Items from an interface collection
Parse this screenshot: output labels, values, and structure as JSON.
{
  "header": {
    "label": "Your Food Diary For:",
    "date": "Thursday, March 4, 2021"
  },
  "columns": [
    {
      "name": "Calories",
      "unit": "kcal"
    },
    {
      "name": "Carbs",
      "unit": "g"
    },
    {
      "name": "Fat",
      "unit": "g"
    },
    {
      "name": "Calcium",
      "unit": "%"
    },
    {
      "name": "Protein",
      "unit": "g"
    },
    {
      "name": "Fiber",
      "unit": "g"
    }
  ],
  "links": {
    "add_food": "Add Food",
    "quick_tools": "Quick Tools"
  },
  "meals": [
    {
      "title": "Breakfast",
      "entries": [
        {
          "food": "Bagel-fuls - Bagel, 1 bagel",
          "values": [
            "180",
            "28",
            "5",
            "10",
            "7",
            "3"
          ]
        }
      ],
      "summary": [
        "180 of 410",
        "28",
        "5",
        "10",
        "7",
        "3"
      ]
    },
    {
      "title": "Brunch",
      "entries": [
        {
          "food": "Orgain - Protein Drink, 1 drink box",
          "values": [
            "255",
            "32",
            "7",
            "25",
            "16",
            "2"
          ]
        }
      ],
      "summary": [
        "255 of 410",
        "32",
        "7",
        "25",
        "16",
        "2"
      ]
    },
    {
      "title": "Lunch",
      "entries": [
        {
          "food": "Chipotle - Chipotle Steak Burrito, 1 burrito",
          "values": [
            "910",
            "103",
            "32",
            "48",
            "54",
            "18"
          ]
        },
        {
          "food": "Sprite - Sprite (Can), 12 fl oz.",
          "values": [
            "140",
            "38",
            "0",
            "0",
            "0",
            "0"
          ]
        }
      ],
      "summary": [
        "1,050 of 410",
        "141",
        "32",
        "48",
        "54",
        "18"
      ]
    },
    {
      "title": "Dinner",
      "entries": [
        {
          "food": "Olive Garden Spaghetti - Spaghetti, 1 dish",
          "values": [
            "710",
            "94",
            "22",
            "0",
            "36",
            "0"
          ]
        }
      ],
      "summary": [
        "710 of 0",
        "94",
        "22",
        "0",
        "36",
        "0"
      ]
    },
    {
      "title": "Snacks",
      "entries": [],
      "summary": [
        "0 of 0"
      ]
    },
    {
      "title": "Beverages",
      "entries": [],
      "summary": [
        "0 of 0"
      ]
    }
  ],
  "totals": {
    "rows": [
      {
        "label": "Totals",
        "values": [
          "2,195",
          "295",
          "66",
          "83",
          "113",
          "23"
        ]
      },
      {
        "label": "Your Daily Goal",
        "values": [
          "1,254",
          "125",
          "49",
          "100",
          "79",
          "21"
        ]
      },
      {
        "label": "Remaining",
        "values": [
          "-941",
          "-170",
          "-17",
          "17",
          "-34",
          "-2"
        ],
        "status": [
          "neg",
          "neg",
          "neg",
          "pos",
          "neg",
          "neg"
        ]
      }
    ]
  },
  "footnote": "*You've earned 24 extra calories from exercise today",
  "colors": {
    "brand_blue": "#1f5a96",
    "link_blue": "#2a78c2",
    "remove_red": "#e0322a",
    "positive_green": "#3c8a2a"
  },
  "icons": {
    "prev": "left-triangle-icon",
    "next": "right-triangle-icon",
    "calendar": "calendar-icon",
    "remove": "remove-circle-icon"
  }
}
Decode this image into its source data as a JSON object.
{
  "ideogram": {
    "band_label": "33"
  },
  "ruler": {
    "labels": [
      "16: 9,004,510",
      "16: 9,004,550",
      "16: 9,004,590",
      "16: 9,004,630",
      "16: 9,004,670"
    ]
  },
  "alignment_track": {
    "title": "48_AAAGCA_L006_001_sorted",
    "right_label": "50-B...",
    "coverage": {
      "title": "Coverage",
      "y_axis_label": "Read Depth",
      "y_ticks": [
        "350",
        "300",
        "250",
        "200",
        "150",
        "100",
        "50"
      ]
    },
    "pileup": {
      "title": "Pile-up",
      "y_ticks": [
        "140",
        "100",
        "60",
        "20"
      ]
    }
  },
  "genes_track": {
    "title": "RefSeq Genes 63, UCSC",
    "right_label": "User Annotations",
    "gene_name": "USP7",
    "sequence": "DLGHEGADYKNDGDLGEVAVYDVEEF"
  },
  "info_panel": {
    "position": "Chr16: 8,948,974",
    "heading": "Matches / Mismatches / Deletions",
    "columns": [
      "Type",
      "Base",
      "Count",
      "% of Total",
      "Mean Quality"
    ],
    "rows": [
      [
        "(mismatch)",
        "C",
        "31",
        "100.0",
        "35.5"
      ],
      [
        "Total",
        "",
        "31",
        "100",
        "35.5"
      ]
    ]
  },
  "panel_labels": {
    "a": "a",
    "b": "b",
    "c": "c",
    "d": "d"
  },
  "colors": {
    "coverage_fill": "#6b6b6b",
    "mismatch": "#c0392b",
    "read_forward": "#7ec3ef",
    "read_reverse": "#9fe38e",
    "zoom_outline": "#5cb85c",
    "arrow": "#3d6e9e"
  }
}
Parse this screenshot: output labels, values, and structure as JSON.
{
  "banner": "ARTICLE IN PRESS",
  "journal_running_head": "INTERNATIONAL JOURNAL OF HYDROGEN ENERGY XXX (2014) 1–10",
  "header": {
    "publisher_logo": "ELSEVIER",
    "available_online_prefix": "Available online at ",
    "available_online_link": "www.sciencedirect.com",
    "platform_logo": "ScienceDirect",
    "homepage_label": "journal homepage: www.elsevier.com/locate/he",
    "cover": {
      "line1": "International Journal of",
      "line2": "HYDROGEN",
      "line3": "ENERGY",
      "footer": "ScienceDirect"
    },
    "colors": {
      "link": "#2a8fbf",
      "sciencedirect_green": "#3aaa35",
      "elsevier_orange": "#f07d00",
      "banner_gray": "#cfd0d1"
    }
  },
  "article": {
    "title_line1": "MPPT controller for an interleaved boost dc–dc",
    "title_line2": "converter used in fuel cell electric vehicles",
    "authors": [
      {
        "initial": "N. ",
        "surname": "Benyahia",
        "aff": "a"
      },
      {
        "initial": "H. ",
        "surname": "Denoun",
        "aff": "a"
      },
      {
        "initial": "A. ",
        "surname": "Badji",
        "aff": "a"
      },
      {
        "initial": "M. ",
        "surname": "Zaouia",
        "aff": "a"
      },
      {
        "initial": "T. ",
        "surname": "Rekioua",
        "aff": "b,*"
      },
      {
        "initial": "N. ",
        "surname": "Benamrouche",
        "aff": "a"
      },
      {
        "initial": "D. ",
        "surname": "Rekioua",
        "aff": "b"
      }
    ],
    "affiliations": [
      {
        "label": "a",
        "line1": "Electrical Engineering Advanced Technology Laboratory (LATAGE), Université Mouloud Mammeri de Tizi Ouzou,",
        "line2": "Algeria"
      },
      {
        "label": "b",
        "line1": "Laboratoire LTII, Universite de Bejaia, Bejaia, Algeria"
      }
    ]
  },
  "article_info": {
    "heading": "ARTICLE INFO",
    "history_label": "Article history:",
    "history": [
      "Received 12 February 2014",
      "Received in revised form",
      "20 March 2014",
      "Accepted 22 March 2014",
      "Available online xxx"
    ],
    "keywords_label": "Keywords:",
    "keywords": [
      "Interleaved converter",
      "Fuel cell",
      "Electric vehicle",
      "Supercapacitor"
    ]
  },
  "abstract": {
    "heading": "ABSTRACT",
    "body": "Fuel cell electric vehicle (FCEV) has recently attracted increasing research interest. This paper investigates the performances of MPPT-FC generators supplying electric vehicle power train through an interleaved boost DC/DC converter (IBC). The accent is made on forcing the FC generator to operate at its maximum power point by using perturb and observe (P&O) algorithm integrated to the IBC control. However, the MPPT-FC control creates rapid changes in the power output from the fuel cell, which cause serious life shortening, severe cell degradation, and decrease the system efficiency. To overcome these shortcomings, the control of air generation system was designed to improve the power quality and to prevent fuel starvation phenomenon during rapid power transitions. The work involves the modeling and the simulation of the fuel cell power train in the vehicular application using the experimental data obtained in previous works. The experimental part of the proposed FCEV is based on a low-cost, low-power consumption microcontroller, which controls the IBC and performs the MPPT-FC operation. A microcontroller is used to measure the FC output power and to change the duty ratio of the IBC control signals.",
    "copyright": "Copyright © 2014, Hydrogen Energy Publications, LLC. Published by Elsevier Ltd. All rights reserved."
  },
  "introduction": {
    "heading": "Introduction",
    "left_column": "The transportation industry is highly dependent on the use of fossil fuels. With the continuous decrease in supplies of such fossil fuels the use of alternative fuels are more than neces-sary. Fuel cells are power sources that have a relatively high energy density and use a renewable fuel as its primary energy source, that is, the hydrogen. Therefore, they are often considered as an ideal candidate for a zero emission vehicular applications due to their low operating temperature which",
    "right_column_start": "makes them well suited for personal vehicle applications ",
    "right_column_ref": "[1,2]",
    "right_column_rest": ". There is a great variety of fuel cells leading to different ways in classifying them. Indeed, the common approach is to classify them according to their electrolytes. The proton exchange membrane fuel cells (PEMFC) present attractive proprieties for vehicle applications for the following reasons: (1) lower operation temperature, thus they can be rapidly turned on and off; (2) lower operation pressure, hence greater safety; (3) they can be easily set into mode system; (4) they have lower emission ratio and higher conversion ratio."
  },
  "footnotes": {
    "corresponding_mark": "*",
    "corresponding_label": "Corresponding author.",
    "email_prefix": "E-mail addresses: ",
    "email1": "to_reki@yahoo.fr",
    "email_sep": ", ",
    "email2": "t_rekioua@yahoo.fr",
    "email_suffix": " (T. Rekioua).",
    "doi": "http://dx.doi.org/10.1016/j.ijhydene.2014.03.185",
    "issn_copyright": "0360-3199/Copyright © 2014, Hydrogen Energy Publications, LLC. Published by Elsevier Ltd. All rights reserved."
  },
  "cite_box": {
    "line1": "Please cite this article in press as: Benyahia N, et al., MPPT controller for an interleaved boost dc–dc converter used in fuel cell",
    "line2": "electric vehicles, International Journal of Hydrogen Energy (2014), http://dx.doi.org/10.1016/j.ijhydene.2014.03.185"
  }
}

AIM OF THE EXERCISE:
Exactly how many lines of the records include "temperature"? Provide the number by itself.

EXERCISE RESPONSE:
2